- **Work to do**:
From the listing below, pull each line that includes "username".

- **Stored rows**:
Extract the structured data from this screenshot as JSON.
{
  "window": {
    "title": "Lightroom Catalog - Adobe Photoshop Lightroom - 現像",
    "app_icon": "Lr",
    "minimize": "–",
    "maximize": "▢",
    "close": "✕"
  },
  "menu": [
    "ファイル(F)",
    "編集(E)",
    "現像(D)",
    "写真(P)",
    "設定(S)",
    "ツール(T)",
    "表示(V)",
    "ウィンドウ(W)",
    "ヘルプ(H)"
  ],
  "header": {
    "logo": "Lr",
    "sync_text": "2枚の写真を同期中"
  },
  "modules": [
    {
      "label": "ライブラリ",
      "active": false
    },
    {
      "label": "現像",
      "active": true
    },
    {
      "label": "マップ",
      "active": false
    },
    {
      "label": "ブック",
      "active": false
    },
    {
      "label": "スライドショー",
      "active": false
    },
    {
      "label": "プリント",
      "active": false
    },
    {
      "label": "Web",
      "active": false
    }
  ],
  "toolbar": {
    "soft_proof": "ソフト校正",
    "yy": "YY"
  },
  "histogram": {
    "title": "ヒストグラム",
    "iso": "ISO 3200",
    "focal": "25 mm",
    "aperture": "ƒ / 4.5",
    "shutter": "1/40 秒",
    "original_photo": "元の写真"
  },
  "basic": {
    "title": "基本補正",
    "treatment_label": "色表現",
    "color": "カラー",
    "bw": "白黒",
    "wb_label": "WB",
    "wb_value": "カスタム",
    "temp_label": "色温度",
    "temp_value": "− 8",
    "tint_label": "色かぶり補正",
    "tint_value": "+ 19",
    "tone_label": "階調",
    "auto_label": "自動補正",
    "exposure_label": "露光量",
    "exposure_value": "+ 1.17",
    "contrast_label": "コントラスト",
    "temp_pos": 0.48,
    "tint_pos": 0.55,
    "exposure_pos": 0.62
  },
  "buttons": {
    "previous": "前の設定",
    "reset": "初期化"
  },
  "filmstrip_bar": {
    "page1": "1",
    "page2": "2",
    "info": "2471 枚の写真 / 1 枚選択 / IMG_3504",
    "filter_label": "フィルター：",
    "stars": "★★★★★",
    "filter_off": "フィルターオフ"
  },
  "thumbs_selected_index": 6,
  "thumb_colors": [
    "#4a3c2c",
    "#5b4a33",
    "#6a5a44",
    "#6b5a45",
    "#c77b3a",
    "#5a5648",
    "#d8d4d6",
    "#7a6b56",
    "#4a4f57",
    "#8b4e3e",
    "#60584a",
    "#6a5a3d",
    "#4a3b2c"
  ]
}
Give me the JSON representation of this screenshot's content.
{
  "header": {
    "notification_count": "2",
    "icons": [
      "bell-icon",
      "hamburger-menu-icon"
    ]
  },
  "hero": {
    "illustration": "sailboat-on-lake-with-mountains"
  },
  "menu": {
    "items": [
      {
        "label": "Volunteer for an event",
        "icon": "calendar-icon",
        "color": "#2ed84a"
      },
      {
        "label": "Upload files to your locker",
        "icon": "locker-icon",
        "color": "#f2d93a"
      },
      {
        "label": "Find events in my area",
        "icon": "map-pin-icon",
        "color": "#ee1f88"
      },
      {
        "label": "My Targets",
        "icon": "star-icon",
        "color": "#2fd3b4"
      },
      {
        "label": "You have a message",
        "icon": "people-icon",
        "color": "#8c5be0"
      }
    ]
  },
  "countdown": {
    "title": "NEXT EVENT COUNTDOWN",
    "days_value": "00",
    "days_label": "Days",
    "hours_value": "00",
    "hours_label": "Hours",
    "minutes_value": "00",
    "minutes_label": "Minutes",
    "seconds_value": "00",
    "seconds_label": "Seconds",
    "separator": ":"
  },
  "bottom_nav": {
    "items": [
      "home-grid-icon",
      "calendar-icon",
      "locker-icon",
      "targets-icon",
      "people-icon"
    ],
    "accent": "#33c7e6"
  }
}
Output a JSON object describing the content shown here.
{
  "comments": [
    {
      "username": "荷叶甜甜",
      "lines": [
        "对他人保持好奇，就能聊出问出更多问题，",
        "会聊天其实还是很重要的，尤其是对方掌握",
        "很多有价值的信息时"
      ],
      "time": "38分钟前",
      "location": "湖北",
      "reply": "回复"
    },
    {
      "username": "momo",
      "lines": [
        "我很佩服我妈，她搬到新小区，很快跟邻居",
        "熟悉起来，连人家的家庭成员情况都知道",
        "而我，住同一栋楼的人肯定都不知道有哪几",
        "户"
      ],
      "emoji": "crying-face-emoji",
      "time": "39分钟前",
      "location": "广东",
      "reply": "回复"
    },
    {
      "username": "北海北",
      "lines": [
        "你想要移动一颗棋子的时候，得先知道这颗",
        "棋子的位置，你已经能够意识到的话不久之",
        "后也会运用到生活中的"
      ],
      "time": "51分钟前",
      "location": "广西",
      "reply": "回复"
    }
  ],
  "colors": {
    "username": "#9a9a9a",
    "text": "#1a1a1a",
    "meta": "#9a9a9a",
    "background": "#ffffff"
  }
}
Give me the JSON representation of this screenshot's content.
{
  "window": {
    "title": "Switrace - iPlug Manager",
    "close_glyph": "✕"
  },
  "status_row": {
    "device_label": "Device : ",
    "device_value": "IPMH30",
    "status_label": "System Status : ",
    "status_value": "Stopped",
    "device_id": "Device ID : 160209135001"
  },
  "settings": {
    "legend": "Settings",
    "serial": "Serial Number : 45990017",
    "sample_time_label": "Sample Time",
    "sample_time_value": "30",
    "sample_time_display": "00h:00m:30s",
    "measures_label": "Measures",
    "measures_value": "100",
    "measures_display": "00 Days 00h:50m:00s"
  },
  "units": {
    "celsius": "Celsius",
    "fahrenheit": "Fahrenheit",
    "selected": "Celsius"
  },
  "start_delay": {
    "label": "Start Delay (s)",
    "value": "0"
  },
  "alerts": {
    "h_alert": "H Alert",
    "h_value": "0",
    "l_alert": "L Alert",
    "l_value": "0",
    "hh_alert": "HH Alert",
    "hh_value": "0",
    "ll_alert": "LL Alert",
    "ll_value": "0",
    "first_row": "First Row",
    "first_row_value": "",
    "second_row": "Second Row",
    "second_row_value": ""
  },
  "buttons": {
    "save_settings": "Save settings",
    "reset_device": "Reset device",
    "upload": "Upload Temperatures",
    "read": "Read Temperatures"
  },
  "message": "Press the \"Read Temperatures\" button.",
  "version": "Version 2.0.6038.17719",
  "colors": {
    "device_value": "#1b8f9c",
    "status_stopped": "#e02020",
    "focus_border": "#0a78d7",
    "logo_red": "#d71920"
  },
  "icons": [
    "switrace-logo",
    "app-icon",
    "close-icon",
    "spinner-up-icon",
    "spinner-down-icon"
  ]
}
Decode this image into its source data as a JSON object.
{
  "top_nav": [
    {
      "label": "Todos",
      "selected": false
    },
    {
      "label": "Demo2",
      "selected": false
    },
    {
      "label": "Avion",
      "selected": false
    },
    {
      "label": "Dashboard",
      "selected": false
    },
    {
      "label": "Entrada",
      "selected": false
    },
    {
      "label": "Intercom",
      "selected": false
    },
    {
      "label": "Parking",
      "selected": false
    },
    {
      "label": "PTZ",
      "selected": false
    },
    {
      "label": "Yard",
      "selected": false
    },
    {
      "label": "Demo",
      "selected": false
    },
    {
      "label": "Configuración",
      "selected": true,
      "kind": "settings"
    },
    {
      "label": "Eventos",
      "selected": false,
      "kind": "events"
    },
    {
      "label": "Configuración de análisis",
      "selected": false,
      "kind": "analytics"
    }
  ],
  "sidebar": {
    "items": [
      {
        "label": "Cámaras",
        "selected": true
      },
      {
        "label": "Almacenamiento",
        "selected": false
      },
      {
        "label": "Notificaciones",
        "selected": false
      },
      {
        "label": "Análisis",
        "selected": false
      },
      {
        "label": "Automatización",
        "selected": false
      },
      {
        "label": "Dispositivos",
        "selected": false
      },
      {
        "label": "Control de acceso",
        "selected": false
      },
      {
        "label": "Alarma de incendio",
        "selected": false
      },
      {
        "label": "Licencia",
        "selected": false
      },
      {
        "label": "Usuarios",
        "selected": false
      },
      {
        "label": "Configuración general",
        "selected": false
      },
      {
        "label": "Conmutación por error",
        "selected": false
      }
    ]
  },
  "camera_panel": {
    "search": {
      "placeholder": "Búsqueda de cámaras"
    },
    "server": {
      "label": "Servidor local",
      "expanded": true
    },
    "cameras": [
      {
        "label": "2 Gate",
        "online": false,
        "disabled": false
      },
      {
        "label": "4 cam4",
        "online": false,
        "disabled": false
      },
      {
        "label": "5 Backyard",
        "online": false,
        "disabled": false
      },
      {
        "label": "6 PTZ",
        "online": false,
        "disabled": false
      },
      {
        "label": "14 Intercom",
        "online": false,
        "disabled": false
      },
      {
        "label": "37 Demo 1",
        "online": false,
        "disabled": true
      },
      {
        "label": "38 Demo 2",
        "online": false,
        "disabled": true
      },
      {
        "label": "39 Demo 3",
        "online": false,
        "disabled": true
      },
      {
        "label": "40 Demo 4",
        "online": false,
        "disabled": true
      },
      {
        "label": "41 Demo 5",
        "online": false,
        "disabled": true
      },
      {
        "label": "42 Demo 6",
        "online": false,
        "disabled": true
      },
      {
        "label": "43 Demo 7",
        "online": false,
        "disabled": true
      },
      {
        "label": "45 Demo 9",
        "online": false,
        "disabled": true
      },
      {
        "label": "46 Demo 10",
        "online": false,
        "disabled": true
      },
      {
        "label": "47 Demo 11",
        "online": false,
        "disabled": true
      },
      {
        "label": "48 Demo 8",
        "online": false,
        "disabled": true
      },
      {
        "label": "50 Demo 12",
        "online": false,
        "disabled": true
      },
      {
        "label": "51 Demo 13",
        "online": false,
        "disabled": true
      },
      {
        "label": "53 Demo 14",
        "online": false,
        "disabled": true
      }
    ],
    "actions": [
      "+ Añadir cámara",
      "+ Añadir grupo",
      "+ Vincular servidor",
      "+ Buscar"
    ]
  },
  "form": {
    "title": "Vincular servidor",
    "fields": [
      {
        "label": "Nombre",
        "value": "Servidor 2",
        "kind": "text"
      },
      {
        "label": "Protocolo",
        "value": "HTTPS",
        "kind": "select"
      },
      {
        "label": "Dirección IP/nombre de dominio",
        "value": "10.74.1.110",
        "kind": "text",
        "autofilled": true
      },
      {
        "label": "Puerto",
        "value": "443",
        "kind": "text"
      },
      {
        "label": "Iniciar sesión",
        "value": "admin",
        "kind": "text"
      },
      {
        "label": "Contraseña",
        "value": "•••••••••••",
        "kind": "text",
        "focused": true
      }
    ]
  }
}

- **Answer to the task**:
      "username": "荷叶甜甜",
      "username": "momo",
      "username": "北海北",
    "username": "#9a9a9a",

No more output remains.